> _Instruction_: Write out every entry exactly as it appears.

> _Records_:

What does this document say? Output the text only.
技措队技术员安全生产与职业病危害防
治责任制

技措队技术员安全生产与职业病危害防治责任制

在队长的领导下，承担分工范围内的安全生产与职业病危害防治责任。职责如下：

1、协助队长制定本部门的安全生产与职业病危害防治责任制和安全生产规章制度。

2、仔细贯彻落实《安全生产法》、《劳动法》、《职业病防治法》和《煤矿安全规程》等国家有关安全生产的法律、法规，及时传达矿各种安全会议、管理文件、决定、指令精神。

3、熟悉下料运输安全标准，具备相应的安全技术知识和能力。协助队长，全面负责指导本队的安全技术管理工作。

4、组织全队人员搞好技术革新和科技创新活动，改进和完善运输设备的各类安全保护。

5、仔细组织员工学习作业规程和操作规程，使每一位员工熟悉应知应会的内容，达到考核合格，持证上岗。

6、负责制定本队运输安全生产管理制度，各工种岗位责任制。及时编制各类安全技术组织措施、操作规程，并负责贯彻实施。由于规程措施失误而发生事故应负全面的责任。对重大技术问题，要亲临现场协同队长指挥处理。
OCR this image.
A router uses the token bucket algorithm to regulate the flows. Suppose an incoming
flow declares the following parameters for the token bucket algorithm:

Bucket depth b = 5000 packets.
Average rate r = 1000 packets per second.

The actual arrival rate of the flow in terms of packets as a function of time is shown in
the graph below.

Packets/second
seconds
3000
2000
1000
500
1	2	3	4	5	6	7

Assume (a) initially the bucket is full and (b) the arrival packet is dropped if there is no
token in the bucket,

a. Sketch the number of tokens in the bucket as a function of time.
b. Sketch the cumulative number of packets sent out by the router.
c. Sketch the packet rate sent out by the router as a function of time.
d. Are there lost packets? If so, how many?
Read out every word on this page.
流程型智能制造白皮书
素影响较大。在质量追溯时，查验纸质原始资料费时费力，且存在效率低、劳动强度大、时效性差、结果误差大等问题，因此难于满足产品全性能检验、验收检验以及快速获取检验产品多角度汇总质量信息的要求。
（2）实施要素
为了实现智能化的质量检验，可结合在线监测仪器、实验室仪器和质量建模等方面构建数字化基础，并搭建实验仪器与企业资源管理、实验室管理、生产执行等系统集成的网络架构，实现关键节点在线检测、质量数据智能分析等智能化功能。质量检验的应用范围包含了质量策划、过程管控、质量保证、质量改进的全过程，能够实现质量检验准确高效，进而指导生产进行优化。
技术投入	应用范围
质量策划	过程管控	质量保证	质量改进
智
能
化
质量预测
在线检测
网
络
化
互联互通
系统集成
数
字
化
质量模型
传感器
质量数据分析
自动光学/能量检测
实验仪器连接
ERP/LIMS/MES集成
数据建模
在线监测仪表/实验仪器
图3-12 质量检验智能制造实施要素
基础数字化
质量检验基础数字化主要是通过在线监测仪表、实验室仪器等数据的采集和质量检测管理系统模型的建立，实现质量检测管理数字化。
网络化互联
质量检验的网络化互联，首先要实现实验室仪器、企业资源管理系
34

> _Written solution_:
What does this document say? Output the text only.
技措队技术员安全生产与职业病危害防
治责任制

技措队技术员安全生产与职业病危害防治责任制

在队长的领导下，承担分工范围内的安全生产与职业病危害防治责任。职责如下：

1、协助队长制定本部门的安全生产与职业病危害防治责任制和安全生产规章制度。

2、仔细贯彻落实《安全生产法》、《劳动法》、《职业病防治法》和《煤矿安全规程》等国家有关安全生产的法律、法规，及时传达矿各种安全会议、管理文件、决定、指令精神。

3、熟悉下料运输安全标准，具备相应的安全技术知识和能力。协助队长，全面负责指导本队的安全技术管理工作。

4、组织全队人员搞好技术革新和科技创新活动，改进和完善运输设备的各类安全保护。

5、仔细组织员工学习作业规程和操作规程，使每一位员工熟悉应知应会的内容，达到考核合格，持证上岗。

6、负责制定本队运输安全生产管理制度，各工种岗位责任制。及时编制各类安全技术组织措施、操作规程，并负责贯彻实施。由于规程措施失误而发生事故应负全面的责任。对重大技术问题，要亲临现场协同队长指挥处理。
OCR this image.
A router uses the token bucket algorithm to regulate the flows. Suppose an incoming
flow declares the following parameters for the token bucket algorithm:

Bucket depth b = 5000 packets.
Average rate r = 1000 packets per second.

The actual arrival rate of the flow in terms of packets as a function of time is shown in
the graph below.

Packets/second
seconds
3000
2000
1000
500
1	2	3	4	5	6	7

Assume (a) initially the bucket is full and (b) the arrival packet is dropped if there is no
token in the bucket,

a. Sketch the number of tokens in the bucket as a function of time.
b. Sketch the cumulative number of packets sent out by the router.
c. Sketch the packet rate sent out by the router as a function of time.
d. Are there lost packets? If so, how many?
Read out every word on this page.
流程型智能制造白皮书
素影响较大。在质量追溯时，查验纸质原始资料费时费力，且存在效率低、劳动强度大、时效性差、结果误差大等问题，因此难于满足产品全性能检验、验收检验以及快速获取检验产品多角度汇总质量信息的要求。
（2）实施要素
为了实现智能化的质量检验，可结合在线监测仪器、实验室仪器和质量建模等方面构建数字化基础，并搭建实验仪器与企业资源管理、实验室管理、生产执行等系统集成的网络架构，实现关键节点在线检测、质量数据智能分析等智能化功能。质量检验的应用范围包含了质量策划、过程管控、质量保证、质量改进的全过程，能够实现质量检验准确高效，进而指导生产进行优化。
技术投入	应用范围
质量策划	过程管控	质量保证	质量改进
智
能
化
质量预测
在线检测
网
络
化
互联互通
系统集成
数
字
化
质量模型
传感器
质量数据分析
自动光学/能量检测
实验仪器连接
ERP/LIMS/MES集成
数据建模
在线监测仪表/实验仪器
图3-12 质量检验智能制造实施要素
基础数字化
质量检验基础数字化主要是通过在线监测仪表、实验室仪器等数据的采集和质量检测管理系统模型的建立，实现质量检测管理数字化。
网络化互联
质量检验的网络化互联，首先要实现实验室仪器、企业资源管理系
34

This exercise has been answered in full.